(begin)

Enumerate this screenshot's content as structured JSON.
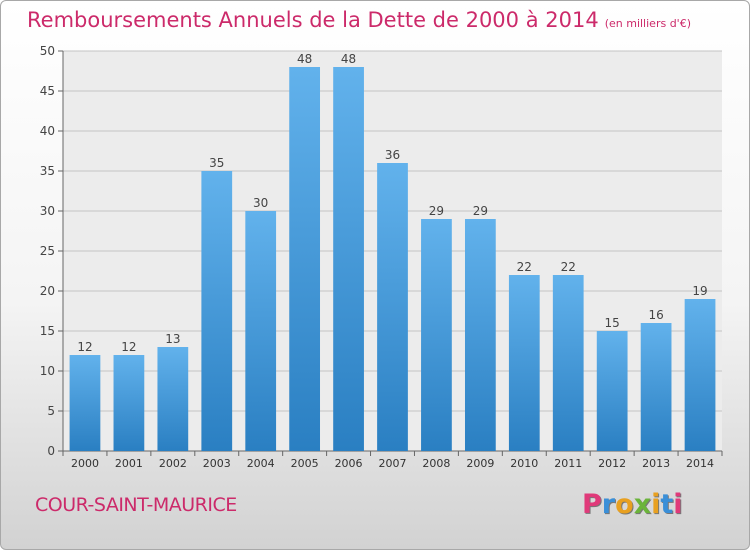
{
  "header": {
    "title": "Remboursements Annuels de la Dette de 2000 à 2014",
    "unit": "(en milliers d'€)"
  },
  "footer": {
    "city": "COUR-SAINT-MAURICE",
    "logo": "Proxiti"
  },
  "colors": {
    "accent": "#cc2a6a",
    "bar_top": "#62b2ec",
    "bar_bottom": "#2a7fc2",
    "logo_letters": [
      "#e03a7a",
      "#3a8fd8",
      "#e8a020",
      "#6bb43a",
      "#e8a020",
      "#3a8fd8",
      "#e03a7a"
    ]
  },
  "chart_data": {
    "type": "bar",
    "categories": [
      "2000",
      "2001",
      "2002",
      "2003",
      "2004",
      "2005",
      "2006",
      "2007",
      "2008",
      "2009",
      "2010",
      "2011",
      "2012",
      "2013",
      "2014"
    ],
    "values": [
      12,
      12,
      13,
      35,
      30,
      48,
      48,
      36,
      29,
      29,
      22,
      22,
      15,
      16,
      19
    ],
    "ylim": [
      0,
      50
    ],
    "yticks": [
      0,
      5,
      10,
      15,
      20,
      25,
      30,
      35,
      40,
      45,
      50
    ],
    "grid": true,
    "data_labels": true
  }
}
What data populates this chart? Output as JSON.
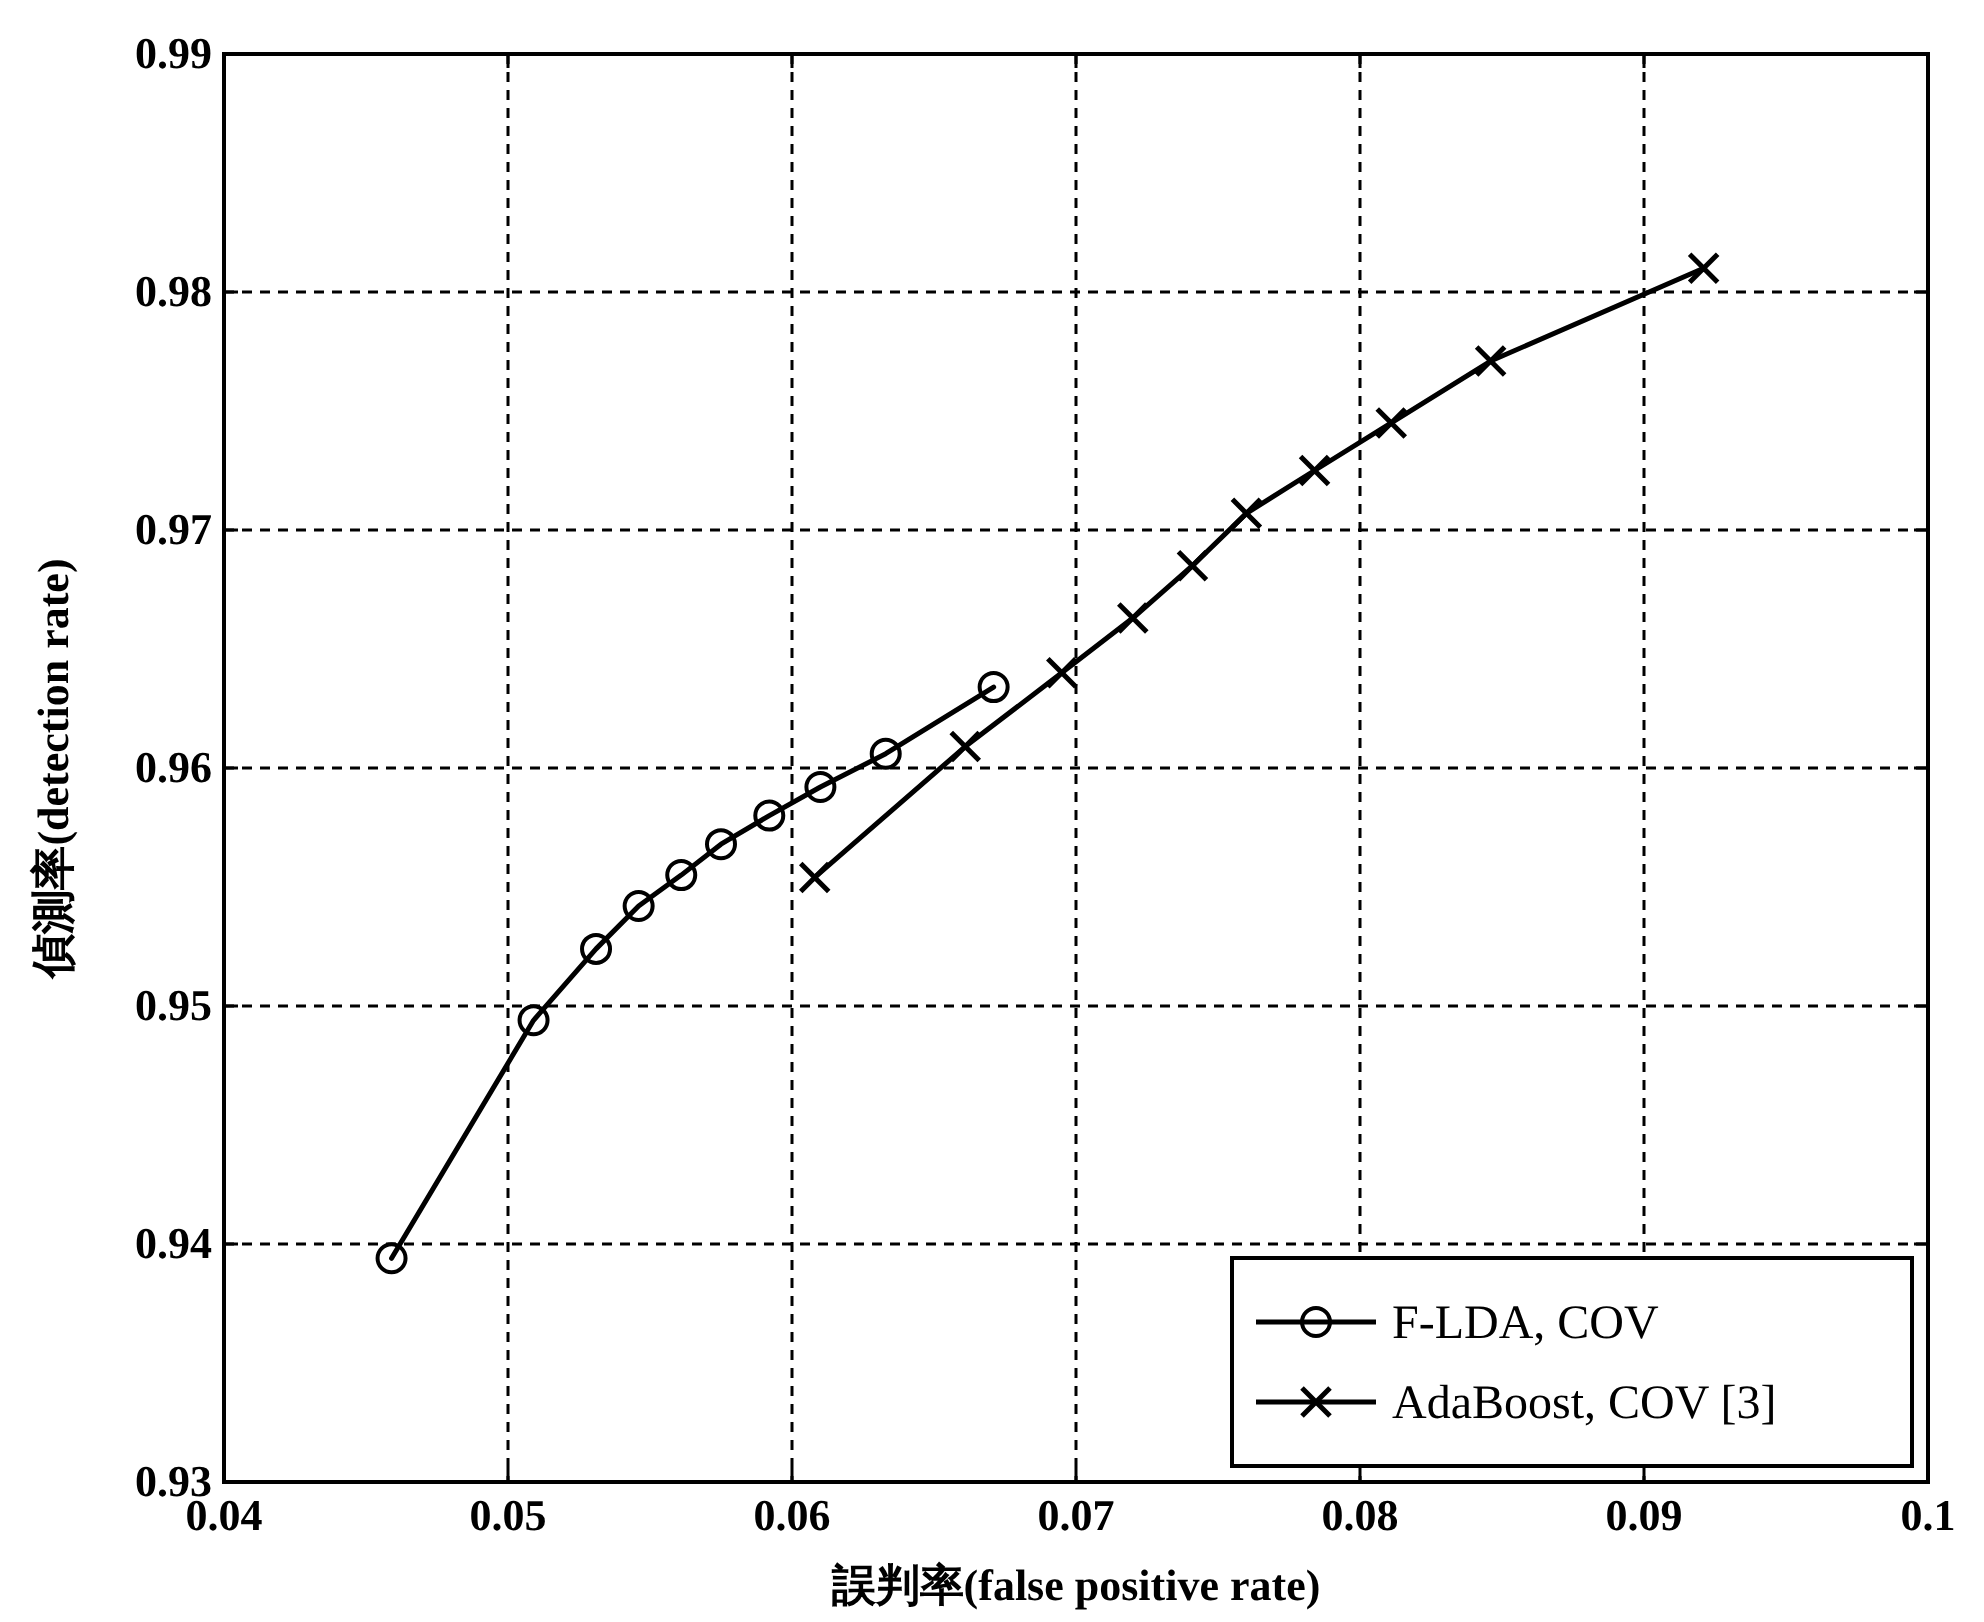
{
  "chart_data": {
    "type": "line",
    "xlabel": "誤判率(false positive rate)",
    "ylabel": "偵測率(detection rate)",
    "xlim": [
      0.04,
      0.1
    ],
    "ylim": [
      0.93,
      0.99
    ],
    "xticks": [
      0.04,
      0.05,
      0.06,
      0.07,
      0.08,
      0.09,
      0.1
    ],
    "yticks": [
      0.93,
      0.94,
      0.95,
      0.96,
      0.97,
      0.98,
      0.99
    ],
    "grid": true,
    "legend": "bottom right",
    "line_style": "solid",
    "series": [
      {
        "name": "F-LDA, COV",
        "color": "#000000",
        "marker": "circle",
        "x": [
          0.0459,
          0.0509,
          0.0531,
          0.0546,
          0.0561,
          0.0575,
          0.0592,
          0.061,
          0.0633,
          0.0671
        ],
        "values": [
          0.9394,
          0.9494,
          0.9524,
          0.9542,
          0.9555,
          0.9568,
          0.958,
          0.9592,
          0.9606,
          0.9634
        ]
      },
      {
        "name": "AdaBoost, COV [3]",
        "color": "#000000",
        "marker": "cross",
        "x": [
          0.0608,
          0.0661,
          0.0695,
          0.072,
          0.0741,
          0.076,
          0.0784,
          0.0811,
          0.0846,
          0.0921
        ],
        "values": [
          0.9554,
          0.9609,
          0.964,
          0.9663,
          0.9685,
          0.9707,
          0.9725,
          0.9745,
          0.9771,
          0.981
        ]
      }
    ]
  }
}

(end)

Task prompt: Copy the records word for word, leaving no picture in the copy.

Output of the exercise:
Enumerate this screenshot's content as structured JSON.
{
  "header": {
    "title": "Remboursements Annuels de la Dette de 2000 à 2014",
    "unit": "(en milliers d'€)"
  },
  "footer": {
    "city": "COUR-SAINT-MAURICE",
    "logo": "Proxiti"
  },
  "colors": {
    "accent": "#cc2a6a",
    "bar_top": "#62b2ec",
    "bar_bottom": "#2a7fc2",
    "logo_letters": [
      "#e03a7a",
      "#3a8fd8",
      "#e8a020",
      "#6bb43a",
      "#e8a020",
      "#3a8fd8",
      "#e03a7a"
    ]
  },
  "chart_data": {
    "type": "bar",
    "categories": [
      "2000",
      "2001",
      "2002",
      "2003",
      "2004",
      "2005",
      "2006",
      "2007",
      "2008",
      "2009",
      "2010",
      "2011",
      "2012",
      "2013",
      "2014"
    ],
    "values": [
      12,
      12,
      13,
      35,
      30,
      48,
      48,
      36,
      29,
      29,
      22,
      22,
      15,
      16,
      19
    ],
    "ylim": [
      0,
      50
    ],
    "yticks": [
      0,
      5,
      10,
      15,
      20,
      25,
      30,
      35,
      40,
      45,
      50
    ],
    "grid": true,
    "data_labels": true
  }
}
What data populates this chart? Output as JSON.
{
  "chart_data": {
    "type": "line",
    "xlabel": "誤判率(false positive rate)",
    "ylabel": "偵測率(detection rate)",
    "xlim": [
      0.04,
      0.1
    ],
    "ylim": [
      0.93,
      0.99
    ],
    "xticks": [
      0.04,
      0.05,
      0.06,
      0.07,
      0.08,
      0.09,
      0.1
    ],
    "yticks": [
      0.93,
      0.94,
      0.95,
      0.96,
      0.97,
      0.98,
      0.99
    ],
    "grid": true,
    "legend": "bottom right",
    "line_style": "solid",
    "series": [
      {
        "name": "F-LDA, COV",
        "color": "#000000",
        "marker": "circle",
        "x": [
          0.0459,
          0.0509,
          0.0531,
          0.0546,
          0.0561,
          0.0575,
          0.0592,
          0.061,
          0.0633,
          0.0671
        ],
        "values": [
          0.9394,
          0.9494,
          0.9524,
          0.9542,
          0.9555,
          0.9568,
          0.958,
          0.9592,
          0.9606,
          0.9634
        ]
      },
      {
        "name": "AdaBoost, COV [3]",
        "color": "#000000",
        "marker": "cross",
        "x": [
          0.0608,
          0.0661,
          0.0695,
          0.072,
          0.0741,
          0.076,
          0.0784,
          0.0811,
          0.0846,
          0.0921
        ],
        "values": [
          0.9554,
          0.9609,
          0.964,
          0.9663,
          0.9685,
          0.9707,
          0.9725,
          0.9745,
          0.9771,
          0.981
        ]
      }
    ]
  }
}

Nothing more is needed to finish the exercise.